»»

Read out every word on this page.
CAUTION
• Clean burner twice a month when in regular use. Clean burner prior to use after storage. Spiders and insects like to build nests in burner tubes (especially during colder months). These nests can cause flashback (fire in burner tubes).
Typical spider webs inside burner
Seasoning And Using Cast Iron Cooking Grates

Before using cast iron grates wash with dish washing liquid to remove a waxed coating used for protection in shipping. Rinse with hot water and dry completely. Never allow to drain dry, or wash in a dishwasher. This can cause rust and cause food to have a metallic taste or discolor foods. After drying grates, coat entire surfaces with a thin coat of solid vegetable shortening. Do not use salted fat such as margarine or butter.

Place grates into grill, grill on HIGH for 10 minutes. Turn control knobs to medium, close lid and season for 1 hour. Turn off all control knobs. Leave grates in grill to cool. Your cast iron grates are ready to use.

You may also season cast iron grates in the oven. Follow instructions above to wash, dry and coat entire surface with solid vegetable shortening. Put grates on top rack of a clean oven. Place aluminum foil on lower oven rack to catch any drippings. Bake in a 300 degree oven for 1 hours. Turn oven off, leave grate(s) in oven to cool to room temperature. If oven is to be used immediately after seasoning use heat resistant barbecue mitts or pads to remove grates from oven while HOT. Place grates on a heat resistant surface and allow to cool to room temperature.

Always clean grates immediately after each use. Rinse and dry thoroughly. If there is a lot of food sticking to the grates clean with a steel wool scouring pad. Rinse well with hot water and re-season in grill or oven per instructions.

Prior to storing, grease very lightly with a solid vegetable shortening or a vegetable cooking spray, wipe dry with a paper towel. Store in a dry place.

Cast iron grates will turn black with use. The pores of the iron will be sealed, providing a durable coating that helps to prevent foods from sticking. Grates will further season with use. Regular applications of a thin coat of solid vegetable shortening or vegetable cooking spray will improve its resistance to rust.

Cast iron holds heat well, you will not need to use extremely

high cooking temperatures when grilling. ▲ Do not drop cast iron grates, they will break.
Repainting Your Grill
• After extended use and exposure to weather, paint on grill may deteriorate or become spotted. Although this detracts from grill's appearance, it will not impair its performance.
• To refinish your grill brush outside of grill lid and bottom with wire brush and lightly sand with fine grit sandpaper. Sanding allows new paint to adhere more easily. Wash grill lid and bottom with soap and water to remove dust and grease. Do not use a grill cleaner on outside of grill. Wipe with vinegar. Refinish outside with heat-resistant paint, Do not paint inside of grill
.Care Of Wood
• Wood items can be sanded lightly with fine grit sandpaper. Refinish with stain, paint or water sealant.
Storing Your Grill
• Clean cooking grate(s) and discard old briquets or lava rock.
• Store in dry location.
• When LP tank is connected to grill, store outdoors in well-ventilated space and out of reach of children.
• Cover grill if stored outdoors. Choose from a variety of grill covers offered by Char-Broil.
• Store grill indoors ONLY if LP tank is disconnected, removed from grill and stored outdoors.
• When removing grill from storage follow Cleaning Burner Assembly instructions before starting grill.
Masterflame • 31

««

Given request: Filter the entries and copy out every line with the word "Refinish".

Response to the exercise:
• To refinish your grill brush outside of grill lid and bottom with wire brush and lightly sand with fine grit sandpaper. Sanding allows new paint to adhere more easily. Wash grill lid and bottom with soap and water to remove dust and grease. Do not use a grill cleaner on outside of grill. Wipe with vinegar. Refinish outside with heat-resistant paint, Do not paint inside of grill
• Wood items can be sanded lightly with fine grit sandpaper. Refinish with stain, paint or water sealant.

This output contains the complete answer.